▸ Set problem:
Omit any picture, and return the remaining data exactly as written.
+ + + + + + +
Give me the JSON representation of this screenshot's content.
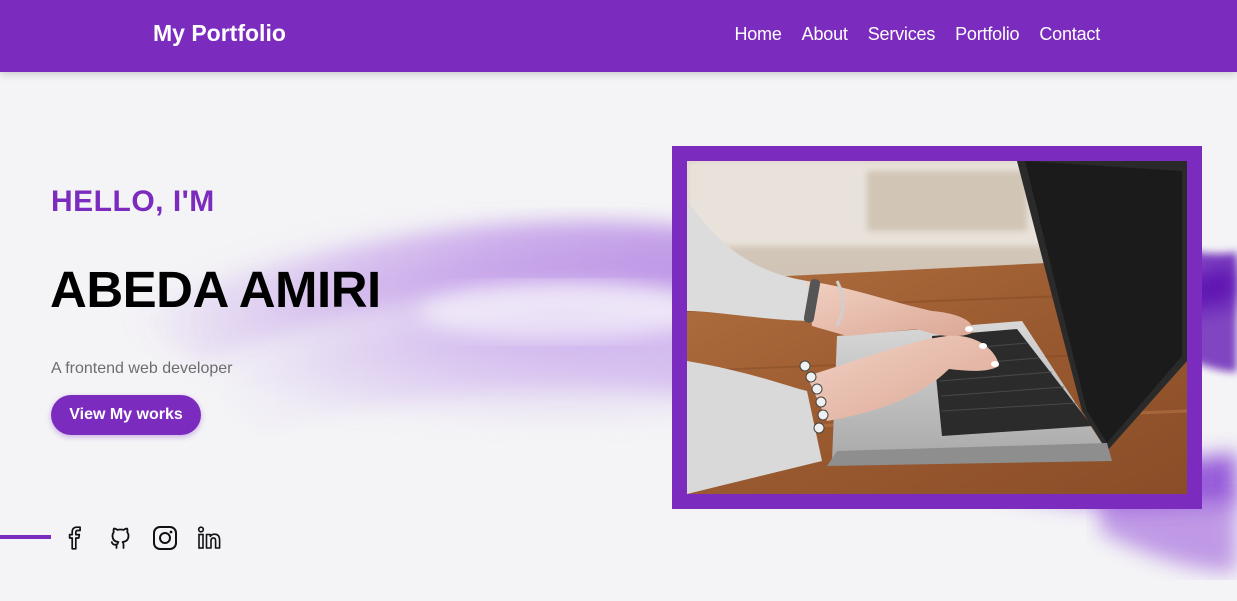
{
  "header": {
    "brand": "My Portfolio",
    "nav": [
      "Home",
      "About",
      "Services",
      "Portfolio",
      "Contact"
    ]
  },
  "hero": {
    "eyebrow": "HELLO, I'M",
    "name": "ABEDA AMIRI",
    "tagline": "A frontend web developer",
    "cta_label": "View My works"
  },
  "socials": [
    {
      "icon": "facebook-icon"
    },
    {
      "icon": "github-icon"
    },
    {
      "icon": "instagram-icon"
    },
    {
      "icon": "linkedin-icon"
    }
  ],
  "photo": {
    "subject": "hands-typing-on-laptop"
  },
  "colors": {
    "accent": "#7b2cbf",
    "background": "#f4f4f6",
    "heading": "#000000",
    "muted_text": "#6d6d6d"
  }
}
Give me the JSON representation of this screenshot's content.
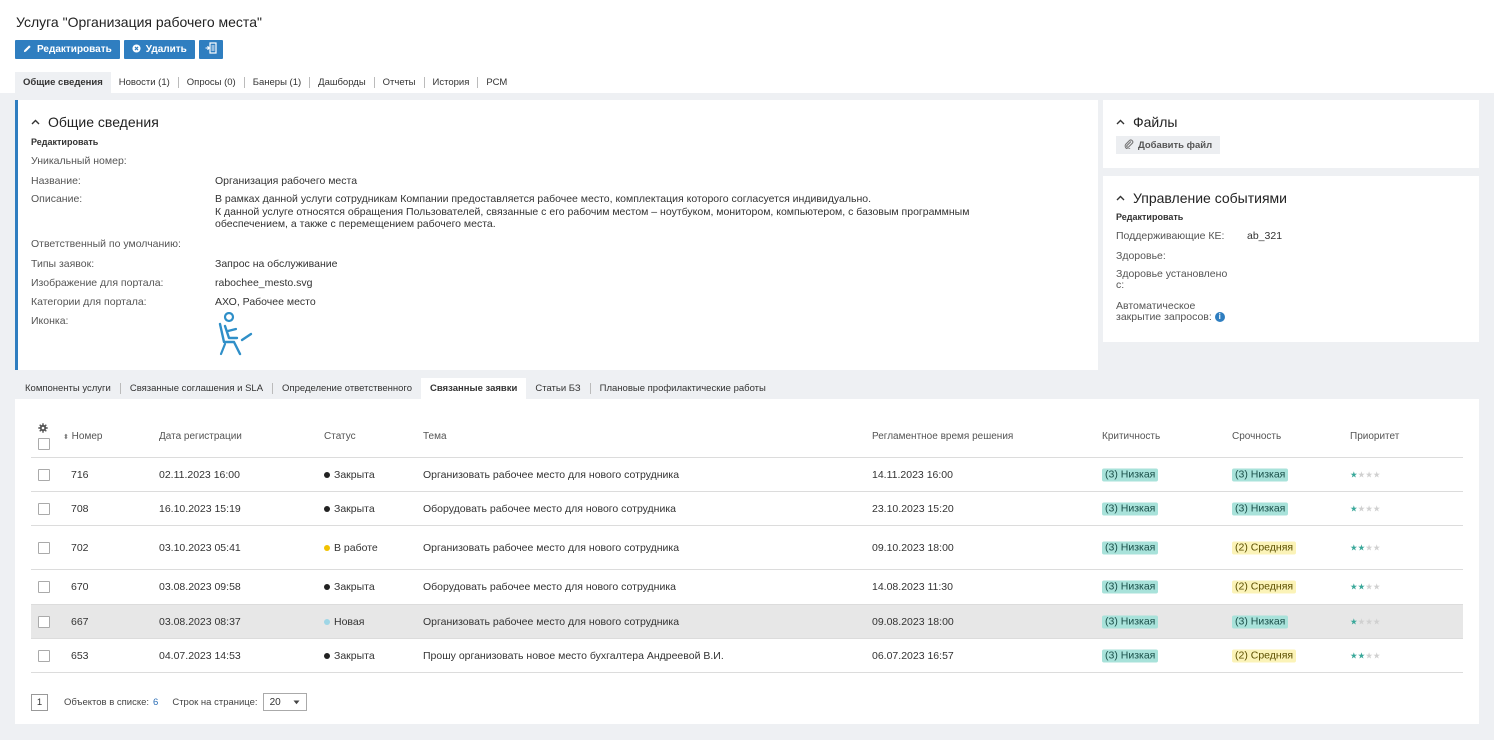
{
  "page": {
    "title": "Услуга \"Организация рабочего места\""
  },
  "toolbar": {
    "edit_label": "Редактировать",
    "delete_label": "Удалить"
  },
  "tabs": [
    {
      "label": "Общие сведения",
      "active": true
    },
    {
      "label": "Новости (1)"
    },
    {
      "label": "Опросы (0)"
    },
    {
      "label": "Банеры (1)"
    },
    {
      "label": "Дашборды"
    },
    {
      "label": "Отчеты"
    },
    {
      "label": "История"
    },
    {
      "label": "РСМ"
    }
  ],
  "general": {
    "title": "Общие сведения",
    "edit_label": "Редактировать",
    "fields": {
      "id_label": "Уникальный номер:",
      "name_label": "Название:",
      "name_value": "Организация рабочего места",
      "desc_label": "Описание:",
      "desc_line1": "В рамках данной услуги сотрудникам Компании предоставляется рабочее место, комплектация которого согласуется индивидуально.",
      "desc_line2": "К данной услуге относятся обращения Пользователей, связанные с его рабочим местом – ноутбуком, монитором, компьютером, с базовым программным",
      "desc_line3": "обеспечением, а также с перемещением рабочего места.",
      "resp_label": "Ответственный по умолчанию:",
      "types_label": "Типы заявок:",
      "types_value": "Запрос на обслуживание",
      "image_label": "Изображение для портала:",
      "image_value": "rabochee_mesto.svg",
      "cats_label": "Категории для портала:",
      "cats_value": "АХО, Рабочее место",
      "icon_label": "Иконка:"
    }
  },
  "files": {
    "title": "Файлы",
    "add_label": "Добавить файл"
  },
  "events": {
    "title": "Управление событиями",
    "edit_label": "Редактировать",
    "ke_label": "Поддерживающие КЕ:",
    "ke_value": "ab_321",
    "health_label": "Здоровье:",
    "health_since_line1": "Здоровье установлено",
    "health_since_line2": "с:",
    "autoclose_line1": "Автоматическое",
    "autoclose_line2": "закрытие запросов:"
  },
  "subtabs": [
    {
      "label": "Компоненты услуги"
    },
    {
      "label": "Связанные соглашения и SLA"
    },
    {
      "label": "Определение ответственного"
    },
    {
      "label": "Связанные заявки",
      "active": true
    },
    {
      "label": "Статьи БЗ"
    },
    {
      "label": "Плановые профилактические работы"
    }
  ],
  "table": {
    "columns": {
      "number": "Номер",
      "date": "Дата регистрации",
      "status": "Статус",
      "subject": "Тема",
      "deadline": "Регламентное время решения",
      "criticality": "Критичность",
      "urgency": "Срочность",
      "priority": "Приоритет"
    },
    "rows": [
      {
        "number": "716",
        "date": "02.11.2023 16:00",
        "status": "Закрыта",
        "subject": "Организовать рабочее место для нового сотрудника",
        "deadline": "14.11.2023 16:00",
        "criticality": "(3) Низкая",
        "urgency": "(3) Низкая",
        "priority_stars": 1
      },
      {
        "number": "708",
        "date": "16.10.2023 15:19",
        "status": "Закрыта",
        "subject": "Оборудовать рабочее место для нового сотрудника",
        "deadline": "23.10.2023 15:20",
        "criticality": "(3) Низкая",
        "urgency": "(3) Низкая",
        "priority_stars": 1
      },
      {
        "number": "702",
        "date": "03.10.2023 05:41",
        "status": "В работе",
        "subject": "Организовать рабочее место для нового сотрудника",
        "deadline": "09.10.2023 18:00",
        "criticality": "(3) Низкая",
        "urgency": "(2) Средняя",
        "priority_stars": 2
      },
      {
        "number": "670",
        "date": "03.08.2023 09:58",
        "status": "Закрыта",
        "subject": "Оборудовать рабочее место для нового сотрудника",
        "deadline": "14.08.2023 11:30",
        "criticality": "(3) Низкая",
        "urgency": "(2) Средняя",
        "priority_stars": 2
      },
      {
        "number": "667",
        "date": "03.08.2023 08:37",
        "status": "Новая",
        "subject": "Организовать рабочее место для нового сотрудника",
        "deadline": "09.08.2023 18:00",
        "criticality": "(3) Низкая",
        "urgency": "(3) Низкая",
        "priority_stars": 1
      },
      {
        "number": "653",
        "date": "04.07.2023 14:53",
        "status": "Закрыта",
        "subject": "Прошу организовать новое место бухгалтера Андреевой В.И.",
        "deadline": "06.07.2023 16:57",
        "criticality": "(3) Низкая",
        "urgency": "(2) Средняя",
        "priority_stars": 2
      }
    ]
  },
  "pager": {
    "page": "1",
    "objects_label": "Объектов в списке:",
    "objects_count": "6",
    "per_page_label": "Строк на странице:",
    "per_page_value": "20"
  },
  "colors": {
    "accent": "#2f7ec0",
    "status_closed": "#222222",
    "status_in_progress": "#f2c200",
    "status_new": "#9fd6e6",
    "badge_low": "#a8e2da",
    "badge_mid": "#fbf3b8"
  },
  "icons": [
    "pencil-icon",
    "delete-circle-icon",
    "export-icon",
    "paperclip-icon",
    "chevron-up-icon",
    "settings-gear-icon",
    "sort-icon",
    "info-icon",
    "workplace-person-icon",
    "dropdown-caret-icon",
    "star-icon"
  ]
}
+ + + + + + +
▸ Exercise response:
Give me the JSON representation of this screenshot's content.
{
  "header": {
    "brand": "My Portfolio",
    "nav": [
      "Home",
      "About",
      "Services",
      "Portfolio",
      "Contact"
    ]
  },
  "hero": {
    "eyebrow": "HELLO, I'M",
    "name": "ABEDA AMIRI",
    "tagline": "A frontend web developer",
    "cta_label": "View My works"
  },
  "socials": [
    {
      "icon": "facebook-icon"
    },
    {
      "icon": "github-icon"
    },
    {
      "icon": "instagram-icon"
    },
    {
      "icon": "linkedin-icon"
    }
  ],
  "photo": {
    "subject": "hands-typing-on-laptop"
  },
  "colors": {
    "accent": "#7b2cbf",
    "background": "#f4f4f6",
    "heading": "#000000",
    "muted_text": "#6d6d6d"
  }
}
Give me the JSON representation of this screenshot's content.
{
  "page": {
    "title": "Услуга \"Организация рабочего места\""
  },
  "toolbar": {
    "edit_label": "Редактировать",
    "delete_label": "Удалить"
  },
  "tabs": [
    {
      "label": "Общие сведения",
      "active": true
    },
    {
      "label": "Новости (1)"
    },
    {
      "label": "Опросы (0)"
    },
    {
      "label": "Банеры (1)"
    },
    {
      "label": "Дашборды"
    },
    {
      "label": "Отчеты"
    },
    {
      "label": "История"
    },
    {
      "label": "РСМ"
    }
  ],
  "general": {
    "title": "Общие сведения",
    "edit_label": "Редактировать",
    "fields": {
      "id_label": "Уникальный номер:",
      "name_label": "Название:",
      "name_value": "Организация рабочего места",
      "desc_label": "Описание:",
      "desc_line1": "В рамках данной услуги сотрудникам Компании предоставляется рабочее место, комплектация которого согласуется индивидуально.",
      "desc_line2": "К данной услуге относятся обращения Пользователей, связанные с его рабочим местом – ноутбуком, монитором, компьютером, с базовым программным",
      "desc_line3": "обеспечением, а также с перемещением рабочего места.",
      "resp_label": "Ответственный по умолчанию:",
      "types_label": "Типы заявок:",
      "types_value": "Запрос на обслуживание",
      "image_label": "Изображение для портала:",
      "image_value": "rabochee_mesto.svg",
      "cats_label": "Категории для портала:",
      "cats_value": "АХО, Рабочее место",
      "icon_label": "Иконка:"
    }
  },
  "files": {
    "title": "Файлы",
    "add_label": "Добавить файл"
  },
  "events": {
    "title": "Управление событиями",
    "edit_label": "Редактировать",
    "ke_label": "Поддерживающие КЕ:",
    "ke_value": "ab_321",
    "health_label": "Здоровье:",
    "health_since_line1": "Здоровье установлено",
    "health_since_line2": "с:",
    "autoclose_line1": "Автоматическое",
    "autoclose_line2": "закрытие запросов:"
  },
  "subtabs": [
    {
      "label": "Компоненты услуги"
    },
    {
      "label": "Связанные соглашения и SLA"
    },
    {
      "label": "Определение ответственного"
    },
    {
      "label": "Связанные заявки",
      "active": true
    },
    {
      "label": "Статьи БЗ"
    },
    {
      "label": "Плановые профилактические работы"
    }
  ],
  "table": {
    "columns": {
      "number": "Номер",
      "date": "Дата регистрации",
      "status": "Статус",
      "subject": "Тема",
      "deadline": "Регламентное время решения",
      "criticality": "Критичность",
      "urgency": "Срочность",
      "priority": "Приоритет"
    },
    "rows": [
      {
        "number": "716",
        "date": "02.11.2023 16:00",
        "status": "Закрыта",
        "subject": "Организовать рабочее место для нового сотрудника",
        "deadline": "14.11.2023 16:00",
        "criticality": "(3) Низкая",
        "urgency": "(3) Низкая",
        "priority_stars": 1
      },
      {
        "number": "708",
        "date": "16.10.2023 15:19",
        "status": "Закрыта",
        "subject": "Оборудовать рабочее место для нового сотрудника",
        "deadline": "23.10.2023 15:20",
        "criticality": "(3) Низкая",
        "urgency": "(3) Низкая",
        "priority_stars": 1
      },
      {
        "number": "702",
        "date": "03.10.2023 05:41",
        "status": "В работе",
        "subject": "Организовать рабочее место для нового сотрудника",
        "deadline": "09.10.2023 18:00",
        "criticality": "(3) Низкая",
        "urgency": "(2) Средняя",
        "priority_stars": 2
      },
      {
        "number": "670",
        "date": "03.08.2023 09:58",
        "status": "Закрыта",
        "subject": "Оборудовать рабочее место для нового сотрудника",
        "deadline": "14.08.2023 11:30",
        "criticality": "(3) Низкая",
        "urgency": "(2) Средняя",
        "priority_stars": 2
      },
      {
        "number": "667",
        "date": "03.08.2023 08:37",
        "status": "Новая",
        "subject": "Организовать рабочее место для нового сотрудника",
        "deadline": "09.08.2023 18:00",
        "criticality": "(3) Низкая",
        "urgency": "(3) Низкая",
        "priority_stars": 1
      },
      {
        "number": "653",
        "date": "04.07.2023 14:53",
        "status": "Закрыта",
        "subject": "Прошу организовать новое место бухгалтера Андреевой В.И.",
        "deadline": "06.07.2023 16:57",
        "criticality": "(3) Низкая",
        "urgency": "(2) Средняя",
        "priority_stars": 2
      }
    ]
  },
  "pager": {
    "page": "1",
    "objects_label": "Объектов в списке:",
    "objects_count": "6",
    "per_page_label": "Строк на странице:",
    "per_page_value": "20"
  },
  "colors": {
    "accent": "#2f7ec0",
    "status_closed": "#222222",
    "status_in_progress": "#f2c200",
    "status_new": "#9fd6e6",
    "badge_low": "#a8e2da",
    "badge_mid": "#fbf3b8"
  },
  "icons": [
    "pencil-icon",
    "delete-circle-icon",
    "export-icon",
    "paperclip-icon",
    "chevron-up-icon",
    "settings-gear-icon",
    "sort-icon",
    "info-icon",
    "workplace-person-icon",
    "dropdown-caret-icon",
    "star-icon"
  ]
}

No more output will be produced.